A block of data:

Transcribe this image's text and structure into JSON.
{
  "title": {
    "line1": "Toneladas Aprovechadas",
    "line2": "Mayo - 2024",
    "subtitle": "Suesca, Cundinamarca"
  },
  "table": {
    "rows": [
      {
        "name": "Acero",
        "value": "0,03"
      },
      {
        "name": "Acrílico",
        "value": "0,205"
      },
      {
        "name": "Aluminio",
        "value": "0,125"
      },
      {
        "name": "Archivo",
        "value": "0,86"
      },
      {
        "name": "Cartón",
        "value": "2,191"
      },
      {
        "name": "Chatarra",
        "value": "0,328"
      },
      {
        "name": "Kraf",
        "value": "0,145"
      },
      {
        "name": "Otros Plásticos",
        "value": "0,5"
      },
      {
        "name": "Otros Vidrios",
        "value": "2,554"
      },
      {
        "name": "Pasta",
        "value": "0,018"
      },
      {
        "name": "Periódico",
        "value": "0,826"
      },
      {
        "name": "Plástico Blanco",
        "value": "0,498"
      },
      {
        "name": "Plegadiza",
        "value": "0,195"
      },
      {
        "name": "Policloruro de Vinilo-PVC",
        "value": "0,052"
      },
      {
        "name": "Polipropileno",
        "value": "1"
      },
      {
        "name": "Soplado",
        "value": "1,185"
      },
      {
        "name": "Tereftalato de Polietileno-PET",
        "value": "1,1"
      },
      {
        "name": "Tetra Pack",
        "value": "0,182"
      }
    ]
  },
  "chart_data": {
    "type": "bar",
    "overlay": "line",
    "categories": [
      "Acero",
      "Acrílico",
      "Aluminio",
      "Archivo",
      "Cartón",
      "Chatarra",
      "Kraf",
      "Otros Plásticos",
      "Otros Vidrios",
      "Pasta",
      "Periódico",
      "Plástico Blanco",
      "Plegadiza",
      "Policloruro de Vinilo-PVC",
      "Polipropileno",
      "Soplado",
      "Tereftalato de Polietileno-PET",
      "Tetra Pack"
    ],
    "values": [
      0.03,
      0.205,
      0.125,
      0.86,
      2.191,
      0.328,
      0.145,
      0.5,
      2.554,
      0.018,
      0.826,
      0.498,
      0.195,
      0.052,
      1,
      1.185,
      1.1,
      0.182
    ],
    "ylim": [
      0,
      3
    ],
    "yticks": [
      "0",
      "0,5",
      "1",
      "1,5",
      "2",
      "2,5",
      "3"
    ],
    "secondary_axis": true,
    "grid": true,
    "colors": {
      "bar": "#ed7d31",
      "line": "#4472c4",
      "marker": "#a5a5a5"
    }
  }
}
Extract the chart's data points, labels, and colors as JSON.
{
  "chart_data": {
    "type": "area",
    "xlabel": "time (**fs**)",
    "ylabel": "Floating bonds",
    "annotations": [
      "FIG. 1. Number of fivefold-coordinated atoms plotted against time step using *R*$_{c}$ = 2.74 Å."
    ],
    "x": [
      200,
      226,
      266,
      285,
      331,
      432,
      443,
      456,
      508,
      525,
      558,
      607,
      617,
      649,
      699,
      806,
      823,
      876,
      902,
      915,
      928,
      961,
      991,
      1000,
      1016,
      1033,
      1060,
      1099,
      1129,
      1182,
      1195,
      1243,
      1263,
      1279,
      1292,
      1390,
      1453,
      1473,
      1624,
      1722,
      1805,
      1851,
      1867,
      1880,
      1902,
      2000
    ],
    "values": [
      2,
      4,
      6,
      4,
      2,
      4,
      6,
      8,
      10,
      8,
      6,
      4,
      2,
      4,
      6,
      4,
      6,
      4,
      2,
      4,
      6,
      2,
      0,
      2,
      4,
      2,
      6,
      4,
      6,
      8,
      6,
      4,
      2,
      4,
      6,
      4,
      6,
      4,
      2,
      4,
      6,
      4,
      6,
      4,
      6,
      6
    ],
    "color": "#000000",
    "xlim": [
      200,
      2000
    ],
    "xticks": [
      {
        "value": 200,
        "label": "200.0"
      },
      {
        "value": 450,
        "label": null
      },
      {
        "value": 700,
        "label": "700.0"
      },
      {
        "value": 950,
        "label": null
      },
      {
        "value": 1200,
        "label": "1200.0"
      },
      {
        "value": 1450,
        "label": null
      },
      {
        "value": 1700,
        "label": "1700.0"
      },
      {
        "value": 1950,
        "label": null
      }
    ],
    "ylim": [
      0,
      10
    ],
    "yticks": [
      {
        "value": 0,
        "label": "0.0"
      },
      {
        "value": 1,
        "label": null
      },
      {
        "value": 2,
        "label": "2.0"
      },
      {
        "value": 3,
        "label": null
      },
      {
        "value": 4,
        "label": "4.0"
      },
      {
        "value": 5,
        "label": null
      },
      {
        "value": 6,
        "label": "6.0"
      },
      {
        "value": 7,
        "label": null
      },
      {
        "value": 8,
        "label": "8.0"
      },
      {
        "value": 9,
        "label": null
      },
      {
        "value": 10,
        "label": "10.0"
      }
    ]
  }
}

● **EXERCISE DIRECTIONS**: Extract the complete listing above, reproducing each line exactly.

● **RESPONSE TO THIS TASK**:
Transcribe this image's text and structure into JSON.
{
  "title": {
    "line1": "Toneladas Aprovechadas",
    "line2": "Mayo - 2024",
    "subtitle": "Suesca, Cundinamarca"
  },
  "table": {
    "rows": [
      {
        "name": "Acero",
        "value": "0,03"
      },
      {
        "name": "Acrílico",
        "value": "0,205"
      },
      {
        "name": "Aluminio",
        "value": "0,125"
      },
      {
        "name": "Archivo",
        "value": "0,86"
      },
      {
        "name": "Cartón",
        "value": "2,191"
      },
      {
        "name": "Chatarra",
        "value": "0,328"
      },
      {
        "name": "Kraf",
        "value": "0,145"
      },
      {
        "name": "Otros Plásticos",
        "value": "0,5"
      },
      {
        "name": "Otros Vidrios",
        "value": "2,554"
      },
      {
        "name": "Pasta",
        "value": "0,018"
      },
      {
        "name": "Periódico",
        "value": "0,826"
      },
      {
        "name": "Plástico Blanco",
        "value": "0,498"
      },
      {
        "name": "Plegadiza",
        "value": "0,195"
      },
      {
        "name": "Policloruro de Vinilo-PVC",
        "value": "0,052"
      },
      {
        "name": "Polipropileno",
        "value": "1"
      },
      {
        "name": "Soplado",
        "value": "1,185"
      },
      {
        "name": "Tereftalato de Polietileno-PET",
        "value": "1,1"
      },
      {
        "name": "Tetra Pack",
        "value": "0,182"
      }
    ]
  },
  "chart_data": {
    "type": "bar",
    "overlay": "line",
    "categories": [
      "Acero",
      "Acrílico",
      "Aluminio",
      "Archivo",
      "Cartón",
      "Chatarra",
      "Kraf",
      "Otros Plásticos",
      "Otros Vidrios",
      "Pasta",
      "Periódico",
      "Plástico Blanco",
      "Plegadiza",
      "Policloruro de Vinilo-PVC",
      "Polipropileno",
      "Soplado",
      "Tereftalato de Polietileno-PET",
      "Tetra Pack"
    ],
    "values": [
      0.03,
      0.205,
      0.125,
      0.86,
      2.191,
      0.328,
      0.145,
      0.5,
      2.554,
      0.018,
      0.826,
      0.498,
      0.195,
      0.052,
      1,
      1.185,
      1.1,
      0.182
    ],
    "ylim": [
      0,
      3
    ],
    "yticks": [
      "0",
      "0,5",
      "1",
      "1,5",
      "2",
      "2,5",
      "3"
    ],
    "secondary_axis": true,
    "grid": true,
    "colors": {
      "bar": "#ed7d31",
      "line": "#4472c4",
      "marker": "#a5a5a5"
    }
  }
}
Extract the chart's data points, labels, and colors as JSON.
{
  "chart_data": {
    "type": "area",
    "xlabel": "time (**fs**)",
    "ylabel": "Floating bonds",
    "annotations": [
      "FIG. 1. Number of fivefold-coordinated atoms plotted against time step using *R*$_{c}$ = 2.74 Å."
    ],
    "x": [
      200,
      226,
      266,
      285,
      331,
      432,
      443,
      456,
      508,
      525,
      558,
      607,
      617,
      649,
      699,
      806,
      823,
      876,
      902,
      915,
      928,
      961,
      991,
      1000,
      1016,
      1033,
      1060,
      1099,
      1129,
      1182,
      1195,
      1243,
      1263,
      1279,
      1292,
      1390,
      1453,
      1473,
      1624,
      1722,
      1805,
      1851,
      1867,
      1880,
      1902,
      2000
    ],
    "values": [
      2,
      4,
      6,
      4,
      2,
      4,
      6,
      8,
      10,
      8,
      6,
      4,
      2,
      4,
      6,
      4,
      6,
      4,
      2,
      4,
      6,
      2,
      0,
      2,
      4,
      2,
      6,
      4,
      6,
      8,
      6,
      4,
      2,
      4,
      6,
      4,
      6,
      4,
      2,
      4,
      6,
      4,
      6,
      4,
      6,
      6
    ],
    "color": "#000000",
    "xlim": [
      200,
      2000
    ],
    "xticks": [
      {
        "value": 200,
        "label": "200.0"
      },
      {
        "value": 450,
        "label": null
      },
      {
        "value": 700,
        "label": "700.0"
      },
      {
        "value": 950,
        "label": null
      },
      {
        "value": 1200,
        "label": "1200.0"
      },
      {
        "value": 1450,
        "label": null
      },
      {
        "value": 1700,
        "label": "1700.0"
      },
      {
        "value": 1950,
        "label": null
      }
    ],
    "ylim": [
      0,
      10
    ],
    "yticks": [
      {
        "value": 0,
        "label": "0.0"
      },
      {
        "value": 1,
        "label": null
      },
      {
        "value": 2,
        "label": "2.0"
      },
      {
        "value": 3,
        "label": null
      },
      {
        "value": 4,
        "label": "4.0"
      },
      {
        "value": 5,
        "label": null
      },
      {
        "value": 6,
        "label": "6.0"
      },
      {
        "value": 7,
        "label": null
      },
      {
        "value": 8,
        "label": "8.0"
      },
      {
        "value": 9,
        "label": null
      },
      {
        "value": 10,
        "label": "10.0"
      }
    ]
  }
}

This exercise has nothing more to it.